### INSTRUCTIONS FOR THE TASK
Please retype the data in full and exactly; the pictures are not part of the copy.

[Part of a data file]
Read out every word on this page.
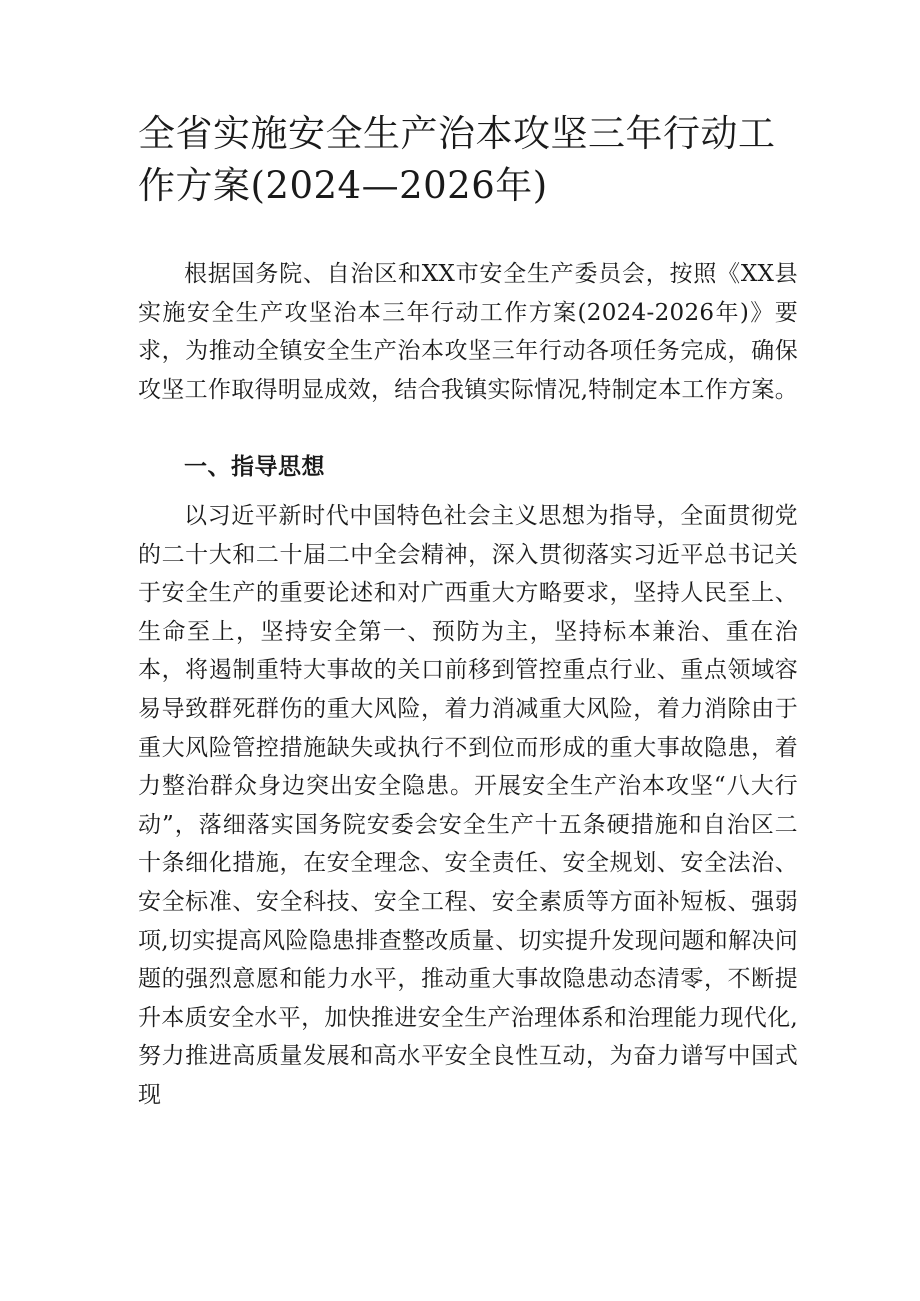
全省实施安全生产治本攻坚三年行动工作方案(2024—2026年)

根据国务院、自治区和XX市安全生产委员会，按照《XX县实施安全生产攻坚治本三年行动工作方案(2024-2026年)》要求，为推动全镇安全生产治本攻坚三年行动各项任务完成，确保攻坚工作取得明显成效，结合我镇实际情况,特制定本工作方案。

一、指导思想

以习近平新时代中国特色社会主义思想为指导，全面贯彻党的二十大和二十届二中全会精神，深入贯彻落实习近平总书记关于安全生产的重要论述和对广西重大方略要求，坚持人民至上、生命至上，坚持安全第一、预防为主，坚持标本兼治、重在治本，将遏制重特大事故的关口前移到管控重点行业、重点领域容易导致群死群伤的重大风险，着力消减重大风险，着力消除由于重大风险管控措施缺失或执行不到位而形成的重大事故隐患，着力整治群众身边突出安全隐患。开展安全生产治本攻坚“八大行动”，落细落实国务院安委会安全生产十五条硬措施和自治区二十条细化措施，在安全理念、安全责任、安全规划、安全法治、安全标准、安全科技、安全工程、安全素质等方面补短板、强弱项,切实提高风险隐患排查整改质量、切实提升发现问题和解决问题的强烈意愿和能力水平，推动重大事故隐患动态清零，不断提升本质安全水平，加快推进安全生产治理体系和治理能力现代化,努力推进高质量发展和高水平安全良性互动，为奋力谱写中国式现
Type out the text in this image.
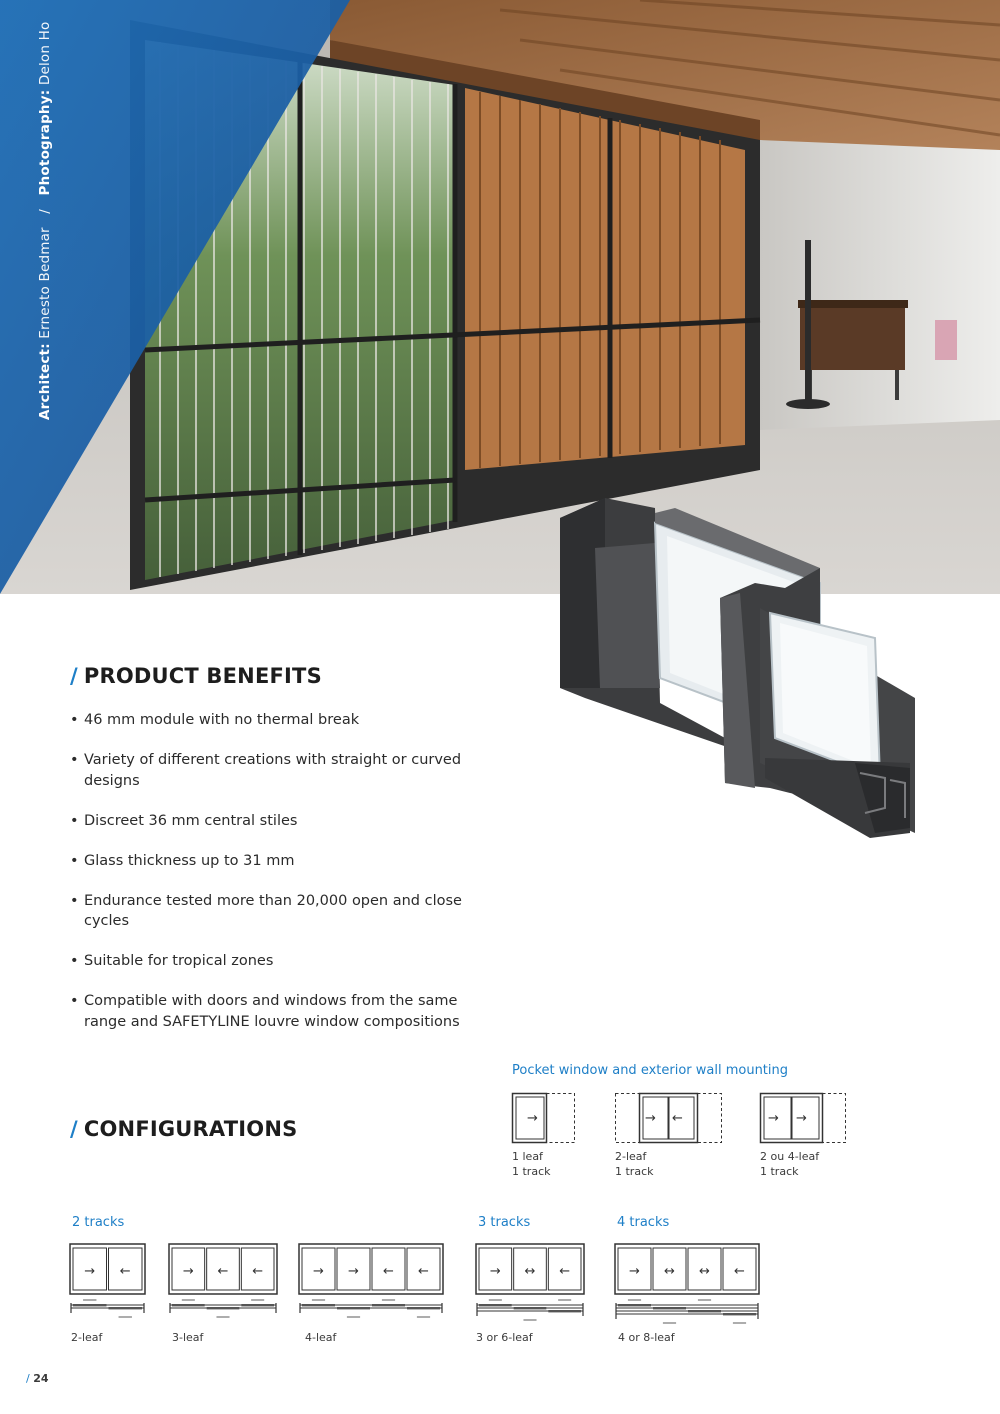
Architect: Ernesto Bedmar   /   Photography: Delon Ho
/ PRODUCT BENEFITS
• 46 mm module with no thermal break
• Variety of different creations with straight or curved designs
• Discreet 36 mm central stiles
• Glass thickness up to 31 mm
• Endurance tested more than 20,000 open and close cycles
• Suitable for tropical zones
• Compatible with doors and windows from the same range and SAFETYLINE louvre window compositions
/ CONFIGURATIONS
Pocket window and exterior wall mounting
→
1 leaf
1 track
→ ←
2-leaf
1 track
→ →
2 ou 4-leaf
1 track
2 tracks	3 tracks	4 tracks
→ ←	→ ← ←	→ → ← ←	→ ↔ ←	→ ↔ ↔ ←
2-leaf	3-leaf	4-leaf	3 or 6-leaf	4 or 8-leaf
/ 24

### REPLY
Read out every word on this page.
全省实施安全生产治本攻坚三年行动工作方案(2024—2026年)

根据国务院、自治区和XX市安全生产委员会，按照《XX县实施安全生产攻坚治本三年行动工作方案(2024-2026年)》要求，为推动全镇安全生产治本攻坚三年行动各项任务完成，确保攻坚工作取得明显成效，结合我镇实际情况,特制定本工作方案。

一、指导思想

以习近平新时代中国特色社会主义思想为指导，全面贯彻党的二十大和二十届二中全会精神，深入贯彻落实习近平总书记关于安全生产的重要论述和对广西重大方略要求，坚持人民至上、生命至上，坚持安全第一、预防为主，坚持标本兼治、重在治本，将遏制重特大事故的关口前移到管控重点行业、重点领域容易导致群死群伤的重大风险，着力消减重大风险，着力消除由于重大风险管控措施缺失或执行不到位而形成的重大事故隐患，着力整治群众身边突出安全隐患。开展安全生产治本攻坚“八大行动”，落细落实国务院安委会安全生产十五条硬措施和自治区二十条细化措施，在安全理念、安全责任、安全规划、安全法治、安全标准、安全科技、安全工程、安全素质等方面补短板、强弱项,切实提高风险隐患排查整改质量、切实提升发现问题和解决问题的强烈意愿和能力水平，推动重大事故隐患动态清零，不断提升本质安全水平，加快推进安全生产治理体系和治理能力现代化,努力推进高质量发展和高水平安全良性互动，为奋力谱写中国式现
Type out the text in this image.
Architect: Ernesto Bedmar   /   Photography: Delon Ho
/ PRODUCT BENEFITS
• 46 mm module with no thermal break
• Variety of different creations with straight or curved designs
• Discreet 36 mm central stiles
• Glass thickness up to 31 mm
• Endurance tested more than 20,000 open and close cycles
• Suitable for tropical zones
• Compatible with doors and windows from the same range and SAFETYLINE louvre window compositions
/ CONFIGURATIONS
Pocket window and exterior wall mounting
→
1 leaf
1 track
→ ←
2-leaf
1 track
→ →
2 ou 4-leaf
1 track
2 tracks	3 tracks	4 tracks
→ ←	→ ← ←	→ → ← ←	→ ↔ ←	→ ↔ ↔ ←
2-leaf	3-leaf	4-leaf	3 or 6-leaf	4 or 8-leaf
/ 24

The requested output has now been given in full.